**What you need to do**
Every line that holds "xlabel" should be shown.

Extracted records

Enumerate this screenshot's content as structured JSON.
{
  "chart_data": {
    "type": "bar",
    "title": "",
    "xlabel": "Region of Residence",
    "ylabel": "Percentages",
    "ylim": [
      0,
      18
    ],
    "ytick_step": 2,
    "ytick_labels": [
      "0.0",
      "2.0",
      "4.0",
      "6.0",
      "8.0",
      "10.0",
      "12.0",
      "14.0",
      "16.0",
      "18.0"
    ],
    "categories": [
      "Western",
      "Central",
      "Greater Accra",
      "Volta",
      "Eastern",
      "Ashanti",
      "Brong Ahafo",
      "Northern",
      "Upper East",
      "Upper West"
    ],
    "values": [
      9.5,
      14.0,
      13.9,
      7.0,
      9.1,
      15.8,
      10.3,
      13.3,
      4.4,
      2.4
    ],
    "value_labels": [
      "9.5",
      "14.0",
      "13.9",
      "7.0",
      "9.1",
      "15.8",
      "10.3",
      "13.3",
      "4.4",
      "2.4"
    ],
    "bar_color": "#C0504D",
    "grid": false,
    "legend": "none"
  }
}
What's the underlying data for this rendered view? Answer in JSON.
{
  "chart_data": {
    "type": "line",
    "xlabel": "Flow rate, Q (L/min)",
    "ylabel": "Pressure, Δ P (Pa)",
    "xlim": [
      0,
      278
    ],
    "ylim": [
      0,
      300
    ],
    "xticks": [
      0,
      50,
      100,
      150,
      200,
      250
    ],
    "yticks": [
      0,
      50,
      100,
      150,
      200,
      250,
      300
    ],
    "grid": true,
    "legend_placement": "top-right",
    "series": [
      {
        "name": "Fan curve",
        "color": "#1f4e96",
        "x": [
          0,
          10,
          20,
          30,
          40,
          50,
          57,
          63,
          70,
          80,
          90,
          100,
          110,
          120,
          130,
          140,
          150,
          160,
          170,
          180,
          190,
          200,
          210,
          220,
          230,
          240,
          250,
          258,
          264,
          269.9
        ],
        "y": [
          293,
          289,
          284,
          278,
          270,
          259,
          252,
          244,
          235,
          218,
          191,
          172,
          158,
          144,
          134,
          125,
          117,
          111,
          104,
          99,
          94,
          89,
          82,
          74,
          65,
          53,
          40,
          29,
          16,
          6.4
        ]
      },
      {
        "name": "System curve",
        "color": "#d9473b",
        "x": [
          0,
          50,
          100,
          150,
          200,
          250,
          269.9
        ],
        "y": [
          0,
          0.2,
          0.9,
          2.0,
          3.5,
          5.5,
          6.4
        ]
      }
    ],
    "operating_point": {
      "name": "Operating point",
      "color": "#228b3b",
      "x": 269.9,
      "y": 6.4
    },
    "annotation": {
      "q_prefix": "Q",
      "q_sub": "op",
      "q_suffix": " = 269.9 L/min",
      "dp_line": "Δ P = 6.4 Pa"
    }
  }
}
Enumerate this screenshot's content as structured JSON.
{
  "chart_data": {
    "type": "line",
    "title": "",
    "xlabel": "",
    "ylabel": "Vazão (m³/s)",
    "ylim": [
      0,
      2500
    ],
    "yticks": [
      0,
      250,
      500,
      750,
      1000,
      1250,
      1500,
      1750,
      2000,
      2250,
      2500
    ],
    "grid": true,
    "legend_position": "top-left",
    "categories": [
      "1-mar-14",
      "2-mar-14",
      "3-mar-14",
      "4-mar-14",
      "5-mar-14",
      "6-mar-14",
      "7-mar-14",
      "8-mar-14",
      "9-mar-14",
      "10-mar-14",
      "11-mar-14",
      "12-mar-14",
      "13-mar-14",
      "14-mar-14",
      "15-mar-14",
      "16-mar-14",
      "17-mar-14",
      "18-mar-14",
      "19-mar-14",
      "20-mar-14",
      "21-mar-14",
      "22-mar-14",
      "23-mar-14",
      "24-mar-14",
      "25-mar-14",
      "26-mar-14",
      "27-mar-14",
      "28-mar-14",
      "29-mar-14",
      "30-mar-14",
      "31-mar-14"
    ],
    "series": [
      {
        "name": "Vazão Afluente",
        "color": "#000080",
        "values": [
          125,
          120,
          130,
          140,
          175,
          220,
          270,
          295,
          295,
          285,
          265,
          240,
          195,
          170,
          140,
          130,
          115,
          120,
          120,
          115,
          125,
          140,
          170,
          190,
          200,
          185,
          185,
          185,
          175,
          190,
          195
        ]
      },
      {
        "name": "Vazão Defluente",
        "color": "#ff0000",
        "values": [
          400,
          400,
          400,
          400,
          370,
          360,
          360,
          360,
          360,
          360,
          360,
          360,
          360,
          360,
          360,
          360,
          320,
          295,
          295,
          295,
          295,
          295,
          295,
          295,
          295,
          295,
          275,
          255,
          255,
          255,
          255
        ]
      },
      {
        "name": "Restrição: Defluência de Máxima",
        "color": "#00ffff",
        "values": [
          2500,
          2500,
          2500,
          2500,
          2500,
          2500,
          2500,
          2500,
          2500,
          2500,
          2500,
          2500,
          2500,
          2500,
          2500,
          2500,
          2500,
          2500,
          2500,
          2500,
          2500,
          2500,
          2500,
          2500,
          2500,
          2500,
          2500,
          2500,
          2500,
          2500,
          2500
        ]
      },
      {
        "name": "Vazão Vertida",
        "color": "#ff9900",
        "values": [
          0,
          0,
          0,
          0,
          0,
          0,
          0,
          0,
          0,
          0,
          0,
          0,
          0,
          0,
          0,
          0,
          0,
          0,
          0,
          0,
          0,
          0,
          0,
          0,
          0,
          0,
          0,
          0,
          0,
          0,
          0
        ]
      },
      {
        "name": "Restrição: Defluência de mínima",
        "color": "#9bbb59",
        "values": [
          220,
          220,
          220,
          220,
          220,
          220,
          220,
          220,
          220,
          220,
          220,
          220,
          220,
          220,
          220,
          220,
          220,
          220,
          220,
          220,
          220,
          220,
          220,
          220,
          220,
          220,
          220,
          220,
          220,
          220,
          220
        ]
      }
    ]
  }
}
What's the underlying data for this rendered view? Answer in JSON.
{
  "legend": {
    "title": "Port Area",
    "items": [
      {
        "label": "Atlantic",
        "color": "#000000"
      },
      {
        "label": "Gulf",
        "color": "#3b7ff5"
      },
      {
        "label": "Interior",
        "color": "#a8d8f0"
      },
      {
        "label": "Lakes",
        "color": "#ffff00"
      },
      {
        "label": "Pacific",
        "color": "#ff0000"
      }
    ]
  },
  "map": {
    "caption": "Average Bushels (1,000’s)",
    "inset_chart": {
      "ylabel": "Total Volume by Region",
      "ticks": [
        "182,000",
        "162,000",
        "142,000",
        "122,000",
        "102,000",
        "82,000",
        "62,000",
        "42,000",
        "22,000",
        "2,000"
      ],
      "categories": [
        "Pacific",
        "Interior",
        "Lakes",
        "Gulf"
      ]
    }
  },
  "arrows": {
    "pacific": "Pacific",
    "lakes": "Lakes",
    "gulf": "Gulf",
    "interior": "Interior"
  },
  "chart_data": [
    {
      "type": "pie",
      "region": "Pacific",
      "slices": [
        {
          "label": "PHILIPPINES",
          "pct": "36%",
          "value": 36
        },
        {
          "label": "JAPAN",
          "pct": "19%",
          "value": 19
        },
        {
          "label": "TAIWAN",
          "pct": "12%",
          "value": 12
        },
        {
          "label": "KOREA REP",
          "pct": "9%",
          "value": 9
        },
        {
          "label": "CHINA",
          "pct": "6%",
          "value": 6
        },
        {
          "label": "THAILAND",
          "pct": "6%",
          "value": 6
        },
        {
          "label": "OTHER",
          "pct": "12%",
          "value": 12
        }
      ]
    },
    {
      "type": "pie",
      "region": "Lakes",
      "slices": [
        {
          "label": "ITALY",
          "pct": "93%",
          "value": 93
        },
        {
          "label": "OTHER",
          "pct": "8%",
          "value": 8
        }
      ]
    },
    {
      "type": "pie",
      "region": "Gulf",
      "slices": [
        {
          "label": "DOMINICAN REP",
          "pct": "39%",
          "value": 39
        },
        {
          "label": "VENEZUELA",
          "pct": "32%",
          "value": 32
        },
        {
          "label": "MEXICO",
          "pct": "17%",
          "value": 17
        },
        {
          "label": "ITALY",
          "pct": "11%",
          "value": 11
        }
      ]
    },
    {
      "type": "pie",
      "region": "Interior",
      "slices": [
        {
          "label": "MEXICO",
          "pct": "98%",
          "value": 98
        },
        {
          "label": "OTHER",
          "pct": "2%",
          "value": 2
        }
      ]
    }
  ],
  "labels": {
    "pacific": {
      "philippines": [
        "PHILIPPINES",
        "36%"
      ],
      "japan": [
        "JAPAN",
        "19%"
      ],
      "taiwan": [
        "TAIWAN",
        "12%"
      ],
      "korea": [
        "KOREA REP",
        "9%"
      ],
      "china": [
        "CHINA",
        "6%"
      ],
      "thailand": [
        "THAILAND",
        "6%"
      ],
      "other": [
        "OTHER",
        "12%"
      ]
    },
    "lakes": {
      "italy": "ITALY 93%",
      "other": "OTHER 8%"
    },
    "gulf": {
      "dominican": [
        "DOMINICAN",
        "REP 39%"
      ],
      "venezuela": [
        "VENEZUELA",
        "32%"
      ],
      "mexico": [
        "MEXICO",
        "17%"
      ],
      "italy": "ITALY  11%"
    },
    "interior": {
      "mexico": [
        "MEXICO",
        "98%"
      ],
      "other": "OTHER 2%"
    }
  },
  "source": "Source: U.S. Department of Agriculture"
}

**Correct output**
    "xlabel": "Region of Residence",
    "xlabel": "Flow rate, Q (L/min)",
    "xlabel": "",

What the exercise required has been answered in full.